**SUPPLIED DATA**:
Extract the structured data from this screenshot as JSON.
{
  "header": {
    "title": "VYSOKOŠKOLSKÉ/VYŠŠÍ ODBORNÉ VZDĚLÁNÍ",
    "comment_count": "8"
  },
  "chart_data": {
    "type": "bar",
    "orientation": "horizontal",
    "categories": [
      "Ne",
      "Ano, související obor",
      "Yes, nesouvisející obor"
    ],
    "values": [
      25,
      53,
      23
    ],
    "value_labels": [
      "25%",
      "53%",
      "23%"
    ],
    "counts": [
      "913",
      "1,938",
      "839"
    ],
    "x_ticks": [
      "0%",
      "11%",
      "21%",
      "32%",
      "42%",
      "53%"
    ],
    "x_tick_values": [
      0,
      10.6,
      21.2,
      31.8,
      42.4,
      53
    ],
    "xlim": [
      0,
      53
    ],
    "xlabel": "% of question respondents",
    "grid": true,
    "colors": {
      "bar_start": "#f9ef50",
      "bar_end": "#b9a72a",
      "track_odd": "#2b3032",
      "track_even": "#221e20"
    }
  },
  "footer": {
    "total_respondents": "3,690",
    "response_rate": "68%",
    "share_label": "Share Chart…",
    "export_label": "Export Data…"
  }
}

**TASK DIRECTIONS**: The listing above should be transcribed in full, exactly as written.

**COMPLETE ANSWER**:
Extract the structured data from this screenshot as JSON.
{
  "header": {
    "title": "VYSOKOŠKOLSKÉ/VYŠŠÍ ODBORNÉ VZDĚLÁNÍ",
    "comment_count": "8"
  },
  "chart_data": {
    "type": "bar",
    "orientation": "horizontal",
    "categories": [
      "Ne",
      "Ano, související obor",
      "Yes, nesouvisející obor"
    ],
    "values": [
      25,
      53,
      23
    ],
    "value_labels": [
      "25%",
      "53%",
      "23%"
    ],
    "counts": [
      "913",
      "1,938",
      "839"
    ],
    "x_ticks": [
      "0%",
      "11%",
      "21%",
      "32%",
      "42%",
      "53%"
    ],
    "x_tick_values": [
      0,
      10.6,
      21.2,
      31.8,
      42.4,
      53
    ],
    "xlim": [
      0,
      53
    ],
    "xlabel": "% of question respondents",
    "grid": true,
    "colors": {
      "bar_start": "#f9ef50",
      "bar_end": "#b9a72a",
      "track_odd": "#2b3032",
      "track_even": "#221e20"
    }
  },
  "footer": {
    "total_respondents": "3,690",
    "response_rate": "68%",
    "share_label": "Share Chart…",
    "export_label": "Export Data…"
  }
}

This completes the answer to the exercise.